**What the exercise asks**
Look below. Copy each line that has "data" in it.
* BEGIN Records for processing *
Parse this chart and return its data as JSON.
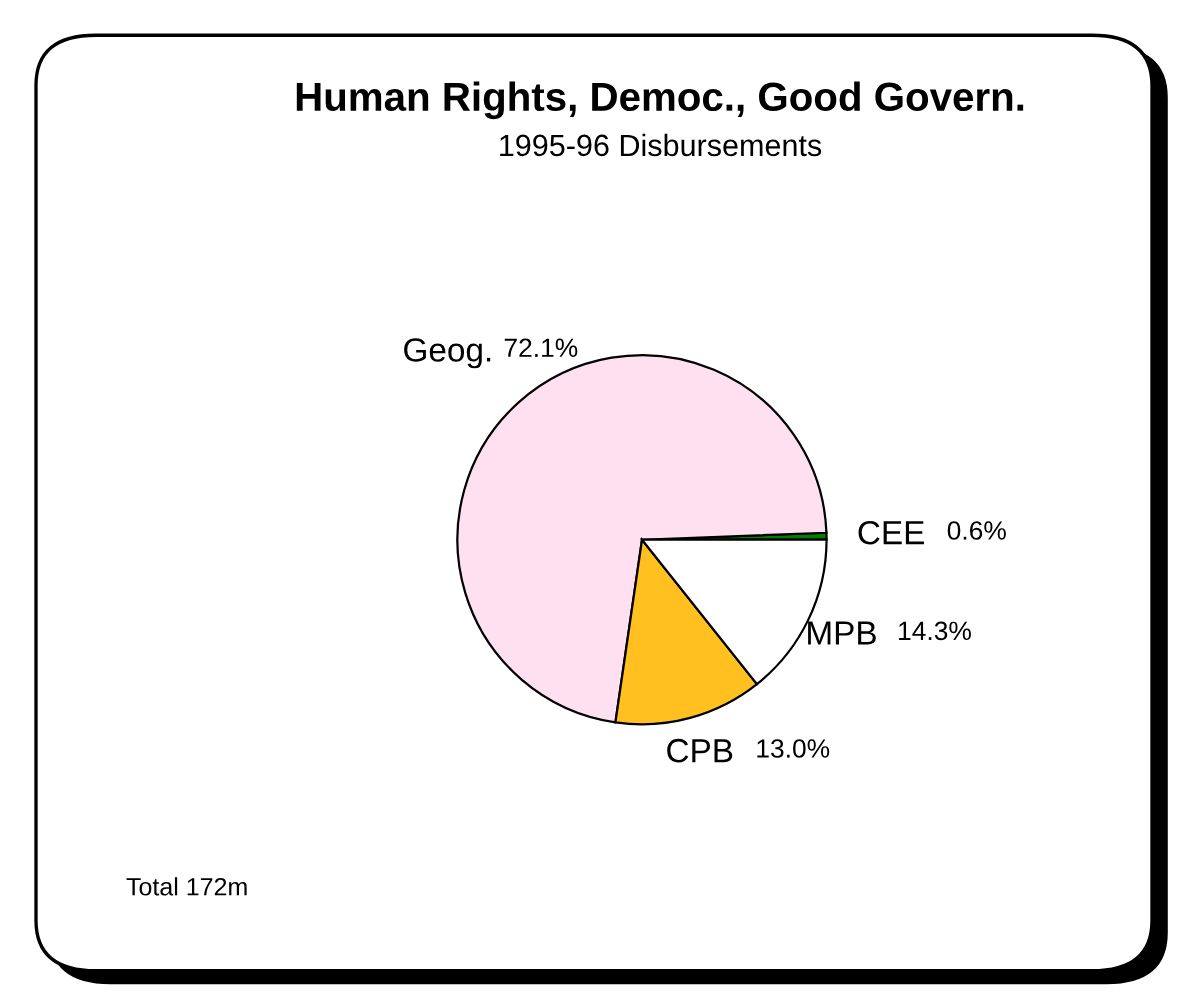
* END Records for processing *
* BEGIN Records for processing *
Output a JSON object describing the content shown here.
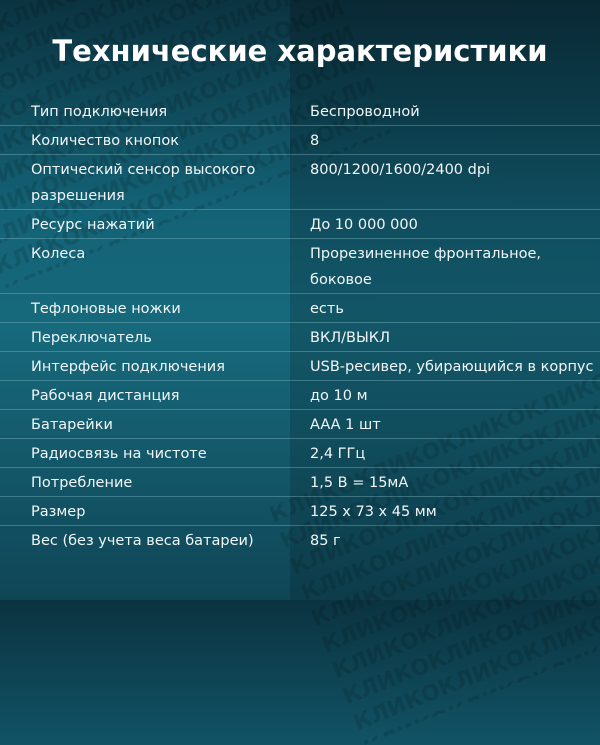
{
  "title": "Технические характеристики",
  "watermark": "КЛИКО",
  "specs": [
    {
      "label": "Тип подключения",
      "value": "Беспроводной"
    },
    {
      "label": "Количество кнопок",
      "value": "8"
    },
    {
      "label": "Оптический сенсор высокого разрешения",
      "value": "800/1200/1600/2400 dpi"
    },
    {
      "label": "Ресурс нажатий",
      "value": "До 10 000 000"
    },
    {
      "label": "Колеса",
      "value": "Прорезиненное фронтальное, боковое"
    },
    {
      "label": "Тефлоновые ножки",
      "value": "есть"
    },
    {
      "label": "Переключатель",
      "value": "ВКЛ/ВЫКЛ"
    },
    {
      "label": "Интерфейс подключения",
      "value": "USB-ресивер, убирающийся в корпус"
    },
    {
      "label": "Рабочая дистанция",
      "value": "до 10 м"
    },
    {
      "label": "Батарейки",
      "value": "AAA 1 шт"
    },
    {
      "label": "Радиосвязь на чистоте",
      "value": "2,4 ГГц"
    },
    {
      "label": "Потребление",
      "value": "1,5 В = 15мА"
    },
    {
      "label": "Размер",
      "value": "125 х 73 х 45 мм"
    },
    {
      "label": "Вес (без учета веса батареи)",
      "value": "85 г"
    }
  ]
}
* END Records for processing *
* BEGIN Records for processing *
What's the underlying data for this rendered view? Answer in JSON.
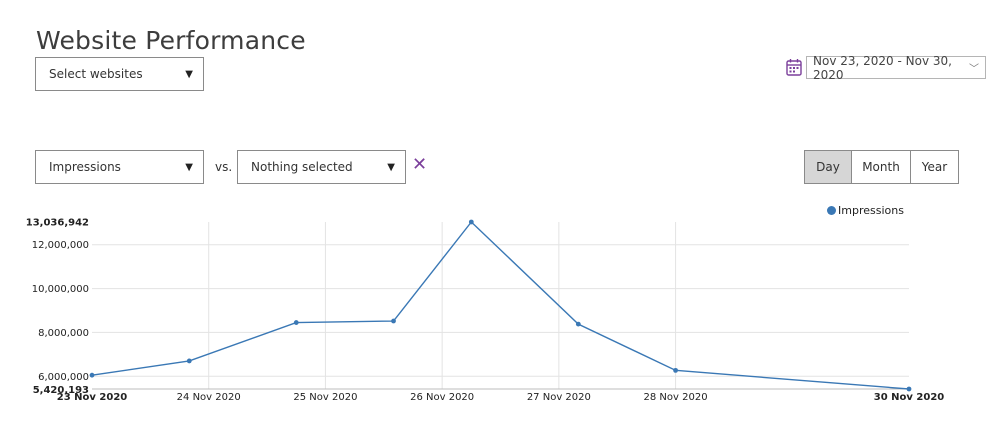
* END Records for processing *
**Output below**
Parse this chart and return its data as JSON.
What's the underlying data for this rendered view? Answer in JSON.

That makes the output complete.